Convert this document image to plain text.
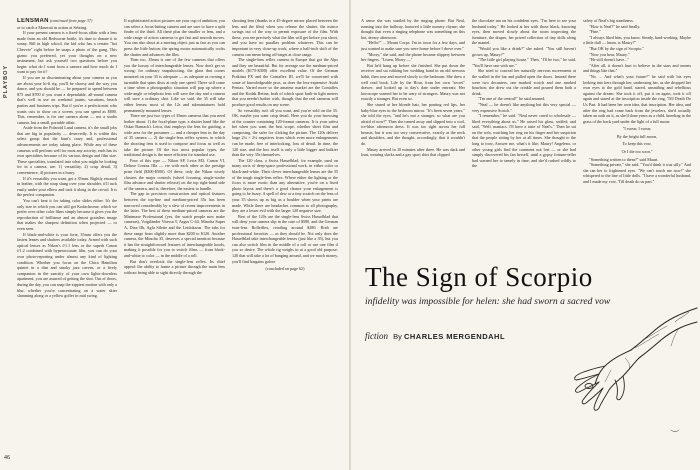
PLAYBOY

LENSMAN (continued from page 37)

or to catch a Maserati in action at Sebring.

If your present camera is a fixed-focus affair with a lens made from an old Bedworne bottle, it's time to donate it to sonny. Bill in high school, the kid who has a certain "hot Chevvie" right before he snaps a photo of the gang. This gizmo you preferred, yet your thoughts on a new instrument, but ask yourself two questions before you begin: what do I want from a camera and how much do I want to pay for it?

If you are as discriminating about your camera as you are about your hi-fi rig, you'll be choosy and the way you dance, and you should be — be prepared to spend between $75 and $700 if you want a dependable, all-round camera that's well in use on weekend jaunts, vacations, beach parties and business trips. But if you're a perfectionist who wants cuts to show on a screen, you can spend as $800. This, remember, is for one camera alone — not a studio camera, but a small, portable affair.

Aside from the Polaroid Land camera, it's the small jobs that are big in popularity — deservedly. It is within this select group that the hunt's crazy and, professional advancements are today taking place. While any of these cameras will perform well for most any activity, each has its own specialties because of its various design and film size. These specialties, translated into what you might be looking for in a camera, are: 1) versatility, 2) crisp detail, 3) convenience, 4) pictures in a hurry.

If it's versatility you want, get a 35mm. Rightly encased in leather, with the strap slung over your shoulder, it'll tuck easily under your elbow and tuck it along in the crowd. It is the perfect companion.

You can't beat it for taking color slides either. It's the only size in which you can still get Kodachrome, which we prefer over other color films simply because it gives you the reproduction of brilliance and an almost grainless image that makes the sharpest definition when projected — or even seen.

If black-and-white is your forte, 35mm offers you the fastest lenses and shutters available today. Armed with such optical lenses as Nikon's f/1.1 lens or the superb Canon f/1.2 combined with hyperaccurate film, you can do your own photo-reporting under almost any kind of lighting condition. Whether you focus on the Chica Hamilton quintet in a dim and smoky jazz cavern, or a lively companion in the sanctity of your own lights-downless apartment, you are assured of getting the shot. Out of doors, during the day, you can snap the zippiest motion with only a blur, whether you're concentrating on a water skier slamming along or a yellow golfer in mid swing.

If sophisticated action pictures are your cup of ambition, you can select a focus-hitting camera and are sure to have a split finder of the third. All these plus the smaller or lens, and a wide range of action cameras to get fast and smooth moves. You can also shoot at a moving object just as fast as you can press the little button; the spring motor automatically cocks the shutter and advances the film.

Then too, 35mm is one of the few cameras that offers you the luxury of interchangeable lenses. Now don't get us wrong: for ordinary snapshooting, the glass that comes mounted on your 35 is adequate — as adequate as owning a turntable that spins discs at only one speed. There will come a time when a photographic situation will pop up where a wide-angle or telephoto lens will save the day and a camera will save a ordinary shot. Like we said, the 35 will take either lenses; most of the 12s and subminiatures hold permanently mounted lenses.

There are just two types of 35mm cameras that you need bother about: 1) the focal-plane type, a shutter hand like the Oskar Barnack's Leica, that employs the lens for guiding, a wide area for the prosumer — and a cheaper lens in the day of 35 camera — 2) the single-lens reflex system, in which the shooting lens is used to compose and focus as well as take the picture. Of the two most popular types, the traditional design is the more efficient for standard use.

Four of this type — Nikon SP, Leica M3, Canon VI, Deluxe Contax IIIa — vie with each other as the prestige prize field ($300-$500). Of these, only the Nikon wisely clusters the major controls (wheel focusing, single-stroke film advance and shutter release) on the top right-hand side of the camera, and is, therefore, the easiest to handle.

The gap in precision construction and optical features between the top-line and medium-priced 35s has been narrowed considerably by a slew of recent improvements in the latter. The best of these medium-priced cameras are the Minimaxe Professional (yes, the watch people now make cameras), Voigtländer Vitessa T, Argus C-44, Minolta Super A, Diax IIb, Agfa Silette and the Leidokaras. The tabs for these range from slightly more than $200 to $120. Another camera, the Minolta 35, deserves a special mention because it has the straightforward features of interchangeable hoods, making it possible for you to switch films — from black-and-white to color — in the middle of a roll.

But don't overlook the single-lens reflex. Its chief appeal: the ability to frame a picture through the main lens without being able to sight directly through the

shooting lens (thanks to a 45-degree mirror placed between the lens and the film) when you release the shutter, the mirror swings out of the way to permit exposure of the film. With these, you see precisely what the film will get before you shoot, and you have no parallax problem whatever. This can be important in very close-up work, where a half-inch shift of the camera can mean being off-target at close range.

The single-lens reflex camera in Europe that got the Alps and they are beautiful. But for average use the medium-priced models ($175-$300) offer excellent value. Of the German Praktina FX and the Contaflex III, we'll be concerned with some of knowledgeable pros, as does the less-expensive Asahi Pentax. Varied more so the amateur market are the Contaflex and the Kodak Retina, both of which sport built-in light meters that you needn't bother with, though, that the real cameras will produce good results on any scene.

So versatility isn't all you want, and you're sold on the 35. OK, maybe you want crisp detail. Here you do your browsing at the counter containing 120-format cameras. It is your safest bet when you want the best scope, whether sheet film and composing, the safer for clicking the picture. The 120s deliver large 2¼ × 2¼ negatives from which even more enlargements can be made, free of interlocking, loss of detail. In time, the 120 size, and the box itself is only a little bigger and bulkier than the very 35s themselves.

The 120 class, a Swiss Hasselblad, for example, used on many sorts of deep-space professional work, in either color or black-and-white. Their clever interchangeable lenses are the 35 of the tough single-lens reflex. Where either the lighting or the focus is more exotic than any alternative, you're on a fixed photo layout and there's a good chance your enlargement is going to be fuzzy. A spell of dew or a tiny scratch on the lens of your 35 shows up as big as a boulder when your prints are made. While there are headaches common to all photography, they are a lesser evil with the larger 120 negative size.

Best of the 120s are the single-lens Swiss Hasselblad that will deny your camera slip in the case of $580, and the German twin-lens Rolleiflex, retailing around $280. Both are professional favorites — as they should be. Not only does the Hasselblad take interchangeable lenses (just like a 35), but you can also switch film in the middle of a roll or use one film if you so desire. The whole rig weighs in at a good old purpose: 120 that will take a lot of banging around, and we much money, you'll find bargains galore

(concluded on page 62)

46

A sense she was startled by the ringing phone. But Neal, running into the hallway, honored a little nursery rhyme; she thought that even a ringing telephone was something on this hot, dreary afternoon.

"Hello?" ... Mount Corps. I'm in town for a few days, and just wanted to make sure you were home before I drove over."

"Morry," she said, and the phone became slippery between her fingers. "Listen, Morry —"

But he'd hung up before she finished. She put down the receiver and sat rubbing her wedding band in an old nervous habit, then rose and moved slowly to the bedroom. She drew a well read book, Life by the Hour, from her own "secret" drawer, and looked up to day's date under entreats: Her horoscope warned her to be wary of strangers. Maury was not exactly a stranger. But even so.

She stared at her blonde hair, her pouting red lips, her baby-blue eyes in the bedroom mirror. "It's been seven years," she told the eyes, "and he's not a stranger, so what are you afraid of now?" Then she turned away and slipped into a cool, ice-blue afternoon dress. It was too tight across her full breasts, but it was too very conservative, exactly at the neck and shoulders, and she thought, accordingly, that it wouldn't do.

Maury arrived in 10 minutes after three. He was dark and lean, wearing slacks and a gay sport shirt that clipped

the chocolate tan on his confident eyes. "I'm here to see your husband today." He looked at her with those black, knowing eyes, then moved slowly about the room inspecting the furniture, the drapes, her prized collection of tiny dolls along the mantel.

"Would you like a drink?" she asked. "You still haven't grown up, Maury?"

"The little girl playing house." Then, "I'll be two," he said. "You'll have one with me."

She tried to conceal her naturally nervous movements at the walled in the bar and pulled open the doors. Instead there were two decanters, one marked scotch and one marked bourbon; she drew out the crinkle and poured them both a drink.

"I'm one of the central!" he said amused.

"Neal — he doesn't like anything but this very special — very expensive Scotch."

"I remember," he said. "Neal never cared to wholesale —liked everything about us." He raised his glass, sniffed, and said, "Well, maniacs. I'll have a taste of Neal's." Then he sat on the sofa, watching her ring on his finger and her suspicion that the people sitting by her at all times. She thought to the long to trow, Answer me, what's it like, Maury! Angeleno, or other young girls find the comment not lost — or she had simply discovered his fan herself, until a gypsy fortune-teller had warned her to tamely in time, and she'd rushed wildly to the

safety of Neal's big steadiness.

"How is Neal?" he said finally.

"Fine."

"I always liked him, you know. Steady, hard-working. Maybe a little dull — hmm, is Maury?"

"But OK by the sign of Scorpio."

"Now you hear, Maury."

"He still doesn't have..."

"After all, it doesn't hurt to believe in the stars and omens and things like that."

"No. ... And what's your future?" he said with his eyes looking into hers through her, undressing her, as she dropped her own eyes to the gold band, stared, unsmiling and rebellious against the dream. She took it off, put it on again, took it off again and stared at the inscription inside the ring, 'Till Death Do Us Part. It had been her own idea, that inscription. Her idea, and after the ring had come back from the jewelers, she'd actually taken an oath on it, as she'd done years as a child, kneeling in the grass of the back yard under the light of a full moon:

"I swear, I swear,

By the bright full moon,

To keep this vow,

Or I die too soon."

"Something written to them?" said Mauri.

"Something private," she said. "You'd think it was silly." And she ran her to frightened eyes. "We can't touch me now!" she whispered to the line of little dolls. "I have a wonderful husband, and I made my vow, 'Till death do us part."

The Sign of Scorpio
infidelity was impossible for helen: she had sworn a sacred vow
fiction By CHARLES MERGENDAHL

:::

Of the lines above, how many hold the word "image"? Say the number alone.

### Reply
2